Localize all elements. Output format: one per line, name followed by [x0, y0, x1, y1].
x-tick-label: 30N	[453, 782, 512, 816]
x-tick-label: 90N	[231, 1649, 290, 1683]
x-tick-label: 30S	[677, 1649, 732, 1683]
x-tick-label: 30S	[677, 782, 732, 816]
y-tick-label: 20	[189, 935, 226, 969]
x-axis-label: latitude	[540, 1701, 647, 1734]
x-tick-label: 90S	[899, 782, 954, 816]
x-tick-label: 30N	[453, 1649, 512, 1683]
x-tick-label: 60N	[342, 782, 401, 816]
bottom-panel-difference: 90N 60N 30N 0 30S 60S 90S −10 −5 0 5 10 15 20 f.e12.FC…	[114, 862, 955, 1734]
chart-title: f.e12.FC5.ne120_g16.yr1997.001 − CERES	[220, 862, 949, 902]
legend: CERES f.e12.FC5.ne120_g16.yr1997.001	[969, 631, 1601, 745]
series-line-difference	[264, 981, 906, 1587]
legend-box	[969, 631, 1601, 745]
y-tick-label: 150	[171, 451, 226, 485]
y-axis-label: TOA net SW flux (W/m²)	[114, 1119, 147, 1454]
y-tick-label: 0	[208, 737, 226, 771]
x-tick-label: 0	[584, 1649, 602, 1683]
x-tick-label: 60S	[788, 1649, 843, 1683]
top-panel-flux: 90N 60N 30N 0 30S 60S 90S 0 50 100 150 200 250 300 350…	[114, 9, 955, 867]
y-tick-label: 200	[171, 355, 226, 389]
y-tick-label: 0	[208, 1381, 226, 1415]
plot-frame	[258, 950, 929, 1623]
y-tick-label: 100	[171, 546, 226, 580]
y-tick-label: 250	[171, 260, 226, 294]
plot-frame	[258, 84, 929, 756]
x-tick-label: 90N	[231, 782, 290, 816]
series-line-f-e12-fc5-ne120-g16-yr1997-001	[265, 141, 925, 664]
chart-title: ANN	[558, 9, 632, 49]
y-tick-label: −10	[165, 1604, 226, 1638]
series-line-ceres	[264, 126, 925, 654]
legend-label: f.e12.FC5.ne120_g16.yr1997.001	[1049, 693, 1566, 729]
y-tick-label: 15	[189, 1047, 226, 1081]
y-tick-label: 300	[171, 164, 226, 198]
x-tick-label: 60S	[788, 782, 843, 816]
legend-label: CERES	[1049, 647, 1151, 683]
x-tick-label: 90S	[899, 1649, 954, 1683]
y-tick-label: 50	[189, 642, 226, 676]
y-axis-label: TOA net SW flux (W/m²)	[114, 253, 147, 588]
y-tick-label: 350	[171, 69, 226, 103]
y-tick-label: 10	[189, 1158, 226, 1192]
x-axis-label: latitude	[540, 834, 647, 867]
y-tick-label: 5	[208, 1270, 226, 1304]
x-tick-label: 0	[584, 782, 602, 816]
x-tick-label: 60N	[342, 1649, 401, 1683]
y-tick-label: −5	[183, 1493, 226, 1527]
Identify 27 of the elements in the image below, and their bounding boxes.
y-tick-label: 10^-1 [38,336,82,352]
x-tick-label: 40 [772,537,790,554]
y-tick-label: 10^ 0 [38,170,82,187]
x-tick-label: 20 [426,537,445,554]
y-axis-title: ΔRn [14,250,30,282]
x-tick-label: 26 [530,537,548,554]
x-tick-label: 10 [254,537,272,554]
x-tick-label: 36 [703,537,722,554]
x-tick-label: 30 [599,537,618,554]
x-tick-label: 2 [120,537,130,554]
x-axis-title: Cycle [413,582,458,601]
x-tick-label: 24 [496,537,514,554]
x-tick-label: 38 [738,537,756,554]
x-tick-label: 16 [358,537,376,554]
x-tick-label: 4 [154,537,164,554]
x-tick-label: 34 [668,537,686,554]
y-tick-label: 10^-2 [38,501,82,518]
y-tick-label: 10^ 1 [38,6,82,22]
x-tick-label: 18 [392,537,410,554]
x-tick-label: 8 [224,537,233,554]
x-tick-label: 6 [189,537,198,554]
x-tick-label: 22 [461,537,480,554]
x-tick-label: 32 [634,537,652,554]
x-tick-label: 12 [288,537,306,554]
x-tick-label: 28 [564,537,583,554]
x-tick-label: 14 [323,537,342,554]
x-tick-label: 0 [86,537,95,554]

____________

**WRITTEN INSTRUCTION**
Revise all of the items above so that "latitude" becomes "latitude (deg)" wherever it occurs, with every other line kept unchanged.

**PROBLEM SOLUTION**
Localize all elements. Output format: one per line, name followed by [x0, y0, x1, y1].
x-tick-label: 30N	[453, 782, 512, 816]
x-tick-label: 90N	[231, 1649, 290, 1683]
x-tick-label: 30S	[677, 1649, 732, 1683]
x-tick-label: 30S	[677, 782, 732, 816]
y-tick-label: 20	[189, 935, 226, 969]
x-axis-label: latitude (deg)	[540, 1701, 647, 1734]
x-tick-label: 90S	[899, 782, 954, 816]
x-tick-label: 30N	[453, 1649, 512, 1683]
x-tick-label: 60N	[342, 782, 401, 816]
bottom-panel-difference: 90N 60N 30N 0 30S 60S 90S −10 −5 0 5 10 15 20 f.e12.FC…	[114, 862, 955, 1734]
chart-title: f.e12.FC5.ne120_g16.yr1997.001 − CERES	[220, 862, 949, 902]
legend: CERES f.e12.FC5.ne120_g16.yr1997.001	[969, 631, 1601, 745]
series-line-difference	[264, 981, 906, 1587]
legend-box	[969, 631, 1601, 745]
y-tick-label: 150	[171, 451, 226, 485]
y-axis-label: TOA net SW flux (W/m²)	[114, 1119, 147, 1454]
y-tick-label: 0	[208, 737, 226, 771]
x-tick-label: 0	[584, 1649, 602, 1683]
x-tick-label: 60S	[788, 1649, 843, 1683]
top-panel-flux: 90N 60N 30N 0 30S 60S 90S 0 50 100 150 200 250 300 350…	[114, 9, 955, 867]
y-tick-label: 200	[171, 355, 226, 389]
y-tick-label: 0	[208, 1381, 226, 1415]
plot-frame	[258, 950, 929, 1623]
y-tick-label: 100	[171, 546, 226, 580]
y-tick-label: 250	[171, 260, 226, 294]
plot-frame	[258, 84, 929, 756]
x-tick-label: 90N	[231, 782, 290, 816]
series-line-f-e12-fc5-ne120-g16-yr1997-001	[265, 141, 925, 664]
chart-title: ANN	[558, 9, 632, 49]
y-tick-label: −10	[165, 1604, 226, 1638]
series-line-ceres	[264, 126, 925, 654]
legend-label: f.e12.FC5.ne120_g16.yr1997.001	[1049, 693, 1566, 729]
y-tick-label: 15	[189, 1047, 226, 1081]
y-tick-label: 300	[171, 164, 226, 198]
x-tick-label: 60S	[788, 782, 843, 816]
legend-label: CERES	[1049, 647, 1151, 683]
x-tick-label: 90S	[899, 1649, 954, 1683]
y-tick-label: 50	[189, 642, 226, 676]
y-axis-label: TOA net SW flux (W/m²)	[114, 253, 147, 588]
y-tick-label: 350	[171, 69, 226, 103]
y-tick-label: 10	[189, 1158, 226, 1192]
x-axis-label: latitude (deg)	[540, 834, 647, 867]
y-tick-label: 5	[208, 1270, 226, 1304]
x-tick-label: 0	[584, 782, 602, 816]
x-tick-label: 60N	[342, 1649, 401, 1683]
y-tick-label: −5	[183, 1493, 226, 1527]
Identify 27 of the elements in the image below, and their bounding boxes.
y-tick-label: 10^-1 [38,336,82,352]
x-tick-label: 40 [772,537,790,554]
y-tick-label: 10^ 0 [38,170,82,187]
x-tick-label: 20 [426,537,445,554]
y-axis-title: ΔRn [14,250,30,282]
x-tick-label: 26 [530,537,548,554]
x-tick-label: 10 [254,537,272,554]
x-tick-label: 36 [703,537,722,554]
x-tick-label: 30 [599,537,618,554]
x-tick-label: 2 [120,537,130,554]
x-axis-title: Cycle [413,582,458,601]
x-tick-label: 24 [496,537,514,554]
x-tick-label: 38 [738,537,756,554]
x-tick-label: 16 [358,537,376,554]
x-tick-label: 4 [154,537,164,554]
x-tick-label: 34 [668,537,686,554]
y-tick-label: 10^-2 [38,501,82,518]
y-tick-label: 10^ 1 [38,6,82,22]
x-tick-label: 18 [392,537,410,554]
x-tick-label: 8 [224,537,233,554]
x-tick-label: 6 [189,537,198,554]
x-tick-label: 22 [461,537,480,554]
x-tick-label: 32 [634,537,652,554]
x-tick-label: 12 [288,537,306,554]
x-tick-label: 28 [564,537,583,554]
x-tick-label: 14 [323,537,342,554]
x-tick-label: 0 [86,537,95,554]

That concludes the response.